→ What needs to be done
Output each line exactly as it appears, skipping any embedded picture.

→ Records provided
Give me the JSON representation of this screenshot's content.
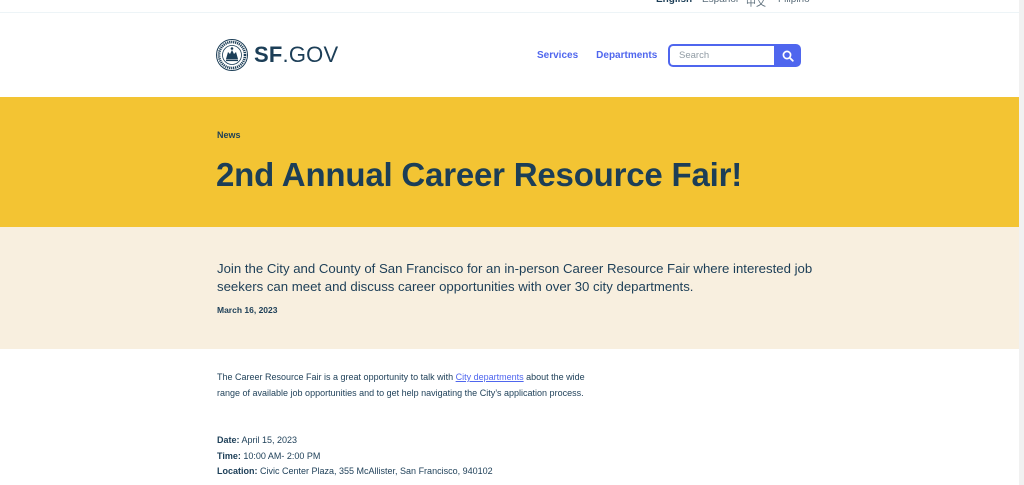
{
  "language_bar": {
    "languages": [
      "English",
      "Español",
      "中文",
      "Filipino"
    ]
  },
  "header": {
    "logo_bold": "SF",
    "logo_rest": ".GOV",
    "nav": [
      "Services",
      "Departments"
    ],
    "search_placeholder": "Search"
  },
  "hero": {
    "eyebrow": "News",
    "title": "2nd Annual Career Resource Fair!"
  },
  "summary": {
    "text": "Join the City and County of San Francisco for an in-person Career Resource Fair where interested job seekers can meet and discuss career opportunities with over 30 city departments.",
    "date": "March 16, 2023"
  },
  "body": {
    "intro_before": "The Career Resource Fair is a great opportunity to talk with ",
    "intro_link": "City departments",
    "intro_after": " about the wide range of available job opportunities and to get help navigating the City’s application process.",
    "details": [
      {
        "label": "Date:",
        "value": " April 15, 2023"
      },
      {
        "label": "Time:",
        "value": " 10:00 AM- 2:00 PM"
      },
      {
        "label": "Location:",
        "value": " Civic Center Plaza, 355 McAllister, San Francisco, 940102"
      }
    ]
  },
  "colors": {
    "brand_blue": "#4f66ee",
    "hero_yellow": "#f3c433",
    "summary_cream": "#f8efdf",
    "text_navy": "#1c3e57"
  }
}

→ Answer to the problem
Give me the JSON representation of this screenshot's content.
{
  "language_bar": {
    "languages": [
      "English",
      "Español",
      "中文",
      "Filipino"
    ]
  },
  "header": {
    "logo_bold": "SF",
    "logo_rest": ".GOV",
    "nav": [
      "Services",
      "Departments"
    ],
    "search_placeholder": "Search"
  },
  "hero": {
    "eyebrow": "News",
    "title": "2nd Annual Career Resource Fair!"
  },
  "summary": {
    "text": "Join the City and County of San Francisco for an in-person Career Resource Fair where interested job seekers can meet and discuss career opportunities with over 30 city departments.",
    "date": "March 16, 2023"
  },
  "body": {
    "intro_before": "The Career Resource Fair is a great opportunity to talk with ",
    "intro_link": "City departments",
    "intro_after": " about the wide range of available job opportunities and to get help navigating the City’s application process.",
    "details": [
      {
        "label": "Date:",
        "value": " April 15, 2023"
      },
      {
        "label": "Time:",
        "value": " 10:00 AM- 2:00 PM"
      },
      {
        "label": "Location:",
        "value": " Civic Center Plaza, 355 McAllister, San Francisco, 940102"
      }
    ]
  },
  "colors": {
    "brand_blue": "#4f66ee",
    "hero_yellow": "#f3c433",
    "summary_cream": "#f8efdf",
    "text_navy": "#1c3e57"
  }
}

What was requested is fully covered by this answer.